[What the task requires]
Which lines in the material below contain the word "Anterior"? Copy each of them.

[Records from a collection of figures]
Start

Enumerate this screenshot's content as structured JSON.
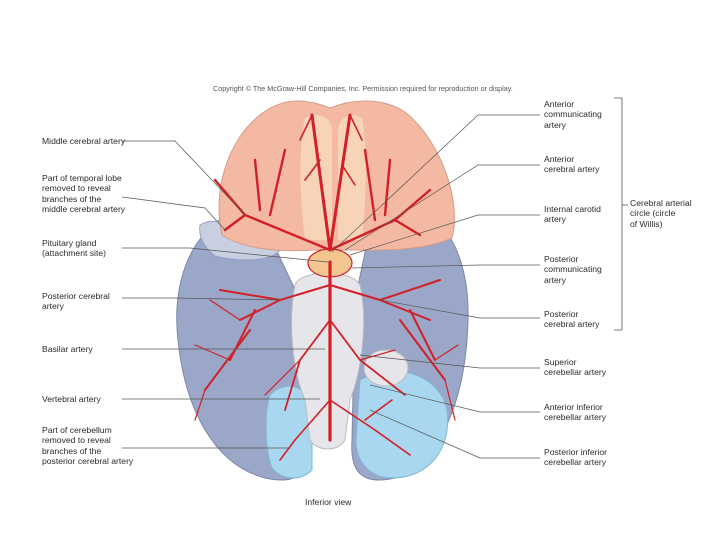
{
  "copyright": "Copyright © The McGraw-Hill Companies, Inc. Permission required for reproduction or display.",
  "caption": "Inferior view",
  "labels_left": [
    "Middle cerebral artery",
    "Part of temporal lobe\nremoved to reveal\nbranches of the\nmiddle cerebral artery",
    "Pituitary gland\n(attachment site)",
    "Posterior cerebral\nartery",
    "Basilar artery",
    "Vertebral artery",
    "Part of cerebellum\nremoved to reveal\nbranches of the\nposterior cerebral artery"
  ],
  "labels_right": [
    "Anterior\ncommunicating\nartery",
    "Anterior\ncerebral artery",
    "Internal carotid\nartery",
    "Posterior\ncommunicating\nartery",
    "Posterior\ncerebral artery",
    "Superior\ncerebellar artery",
    "Anterior inferior\ncerebellar artery",
    "Posterior inferior\ncerebellar artery"
  ],
  "bracket_label": "Cerebral arterial\ncircle (circle\nof Willis)",
  "colors": {
    "frontal": "#f3b9a3",
    "frontal_inner": "#f7d3b8",
    "hemisphere": "#9aa7c8",
    "cerebellum": "#a9d7ef",
    "brainstem": "#e6e6ea",
    "artery": "#d32027",
    "leader": "#555555"
  }
}
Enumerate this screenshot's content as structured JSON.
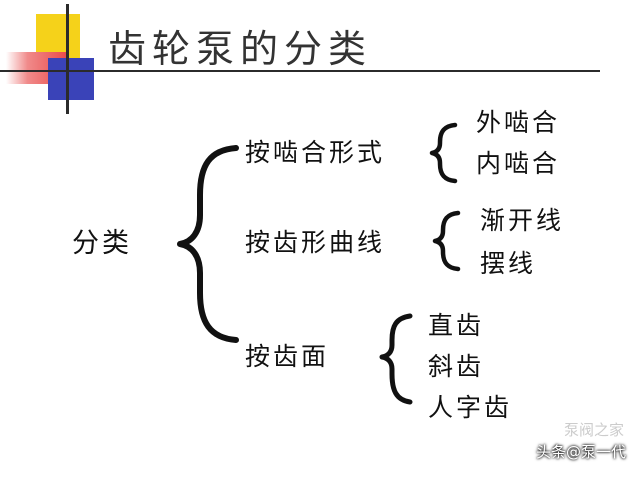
{
  "slide": {
    "title": "齿轮泵的分类",
    "root": "分类",
    "groups": [
      {
        "label": "按啮合形式",
        "items": [
          "外啮合",
          "内啮合"
        ]
      },
      {
        "label": "按齿形曲线",
        "items": [
          "渐开线",
          "摆线"
        ]
      },
      {
        "label": "按齿面",
        "items": [
          "直齿",
          "斜齿",
          "人字齿"
        ]
      }
    ]
  },
  "watermark": {
    "ghost_text": "泵阀之家",
    "text": "头条@泵一代"
  }
}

End

[The response]
    "Anterior\ncommunicating\nartery",
    "Anterior\ncerebral artery",
    "Anterior inferior\ncerebellar artery",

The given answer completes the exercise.